— Start of Exercise materials —
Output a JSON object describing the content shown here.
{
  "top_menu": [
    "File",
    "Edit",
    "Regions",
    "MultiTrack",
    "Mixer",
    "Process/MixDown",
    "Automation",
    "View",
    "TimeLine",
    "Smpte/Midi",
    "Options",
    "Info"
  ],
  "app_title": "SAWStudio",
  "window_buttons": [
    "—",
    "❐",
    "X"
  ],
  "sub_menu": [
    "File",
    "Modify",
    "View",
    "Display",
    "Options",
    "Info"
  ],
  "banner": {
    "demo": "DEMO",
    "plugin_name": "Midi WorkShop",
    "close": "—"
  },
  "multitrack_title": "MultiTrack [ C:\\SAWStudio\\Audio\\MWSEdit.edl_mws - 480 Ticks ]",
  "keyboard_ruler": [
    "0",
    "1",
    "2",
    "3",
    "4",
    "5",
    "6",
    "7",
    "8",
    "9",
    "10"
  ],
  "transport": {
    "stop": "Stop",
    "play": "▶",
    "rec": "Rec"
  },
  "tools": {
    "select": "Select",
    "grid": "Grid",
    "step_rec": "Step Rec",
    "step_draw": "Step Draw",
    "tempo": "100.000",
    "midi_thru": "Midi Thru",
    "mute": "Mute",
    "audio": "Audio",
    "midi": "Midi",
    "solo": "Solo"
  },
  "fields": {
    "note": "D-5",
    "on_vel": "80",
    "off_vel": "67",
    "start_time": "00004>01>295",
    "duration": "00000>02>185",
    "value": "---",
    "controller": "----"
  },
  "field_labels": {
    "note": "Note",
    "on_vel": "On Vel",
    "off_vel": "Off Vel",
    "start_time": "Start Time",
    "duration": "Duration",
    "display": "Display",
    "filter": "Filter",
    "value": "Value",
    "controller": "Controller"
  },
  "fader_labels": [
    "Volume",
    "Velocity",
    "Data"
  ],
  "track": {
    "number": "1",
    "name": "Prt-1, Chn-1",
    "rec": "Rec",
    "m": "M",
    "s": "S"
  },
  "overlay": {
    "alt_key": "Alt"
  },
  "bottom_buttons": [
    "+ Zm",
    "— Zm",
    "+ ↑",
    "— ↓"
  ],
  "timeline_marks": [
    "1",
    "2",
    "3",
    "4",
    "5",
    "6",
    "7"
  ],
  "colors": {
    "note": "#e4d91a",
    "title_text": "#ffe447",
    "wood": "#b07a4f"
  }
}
— End of Exercise materials —
## Task requirements
Restate the data above word for word.

## Exercise output
Output a JSON object describing the content shown here.
{
  "top_menu": [
    "File",
    "Edit",
    "Regions",
    "MultiTrack",
    "Mixer",
    "Process/MixDown",
    "Automation",
    "View",
    "TimeLine",
    "Smpte/Midi",
    "Options",
    "Info"
  ],
  "app_title": "SAWStudio",
  "window_buttons": [
    "—",
    "❐",
    "X"
  ],
  "sub_menu": [
    "File",
    "Modify",
    "View",
    "Display",
    "Options",
    "Info"
  ],
  "banner": {
    "demo": "DEMO",
    "plugin_name": "Midi WorkShop",
    "close": "—"
  },
  "multitrack_title": "MultiTrack [ C:\\SAWStudio\\Audio\\MWSEdit.edl_mws - 480 Ticks ]",
  "keyboard_ruler": [
    "0",
    "1",
    "2",
    "3",
    "4",
    "5",
    "6",
    "7",
    "8",
    "9",
    "10"
  ],
  "transport": {
    "stop": "Stop",
    "play": "▶",
    "rec": "Rec"
  },
  "tools": {
    "select": "Select",
    "grid": "Grid",
    "step_rec": "Step Rec",
    "step_draw": "Step Draw",
    "tempo": "100.000",
    "midi_thru": "Midi Thru",
    "mute": "Mute",
    "audio": "Audio",
    "midi": "Midi",
    "solo": "Solo"
  },
  "fields": {
    "note": "D-5",
    "on_vel": "80",
    "off_vel": "67",
    "start_time": "00004>01>295",
    "duration": "00000>02>185",
    "value": "---",
    "controller": "----"
  },
  "field_labels": {
    "note": "Note",
    "on_vel": "On Vel",
    "off_vel": "Off Vel",
    "start_time": "Start Time",
    "duration": "Duration",
    "display": "Display",
    "filter": "Filter",
    "value": "Value",
    "controller": "Controller"
  },
  "fader_labels": [
    "Volume",
    "Velocity",
    "Data"
  ],
  "track": {
    "number": "1",
    "name": "Prt-1, Chn-1",
    "rec": "Rec",
    "m": "M",
    "s": "S"
  },
  "overlay": {
    "alt_key": "Alt"
  },
  "bottom_buttons": [
    "+ Zm",
    "— Zm",
    "+ ↑",
    "— ↓"
  ],
  "timeline_marks": [
    "1",
    "2",
    "3",
    "4",
    "5",
    "6",
    "7"
  ],
  "colors": {
    "note": "#e4d91a",
    "title_text": "#ffe447",
    "wood": "#b07a4f"
  }
}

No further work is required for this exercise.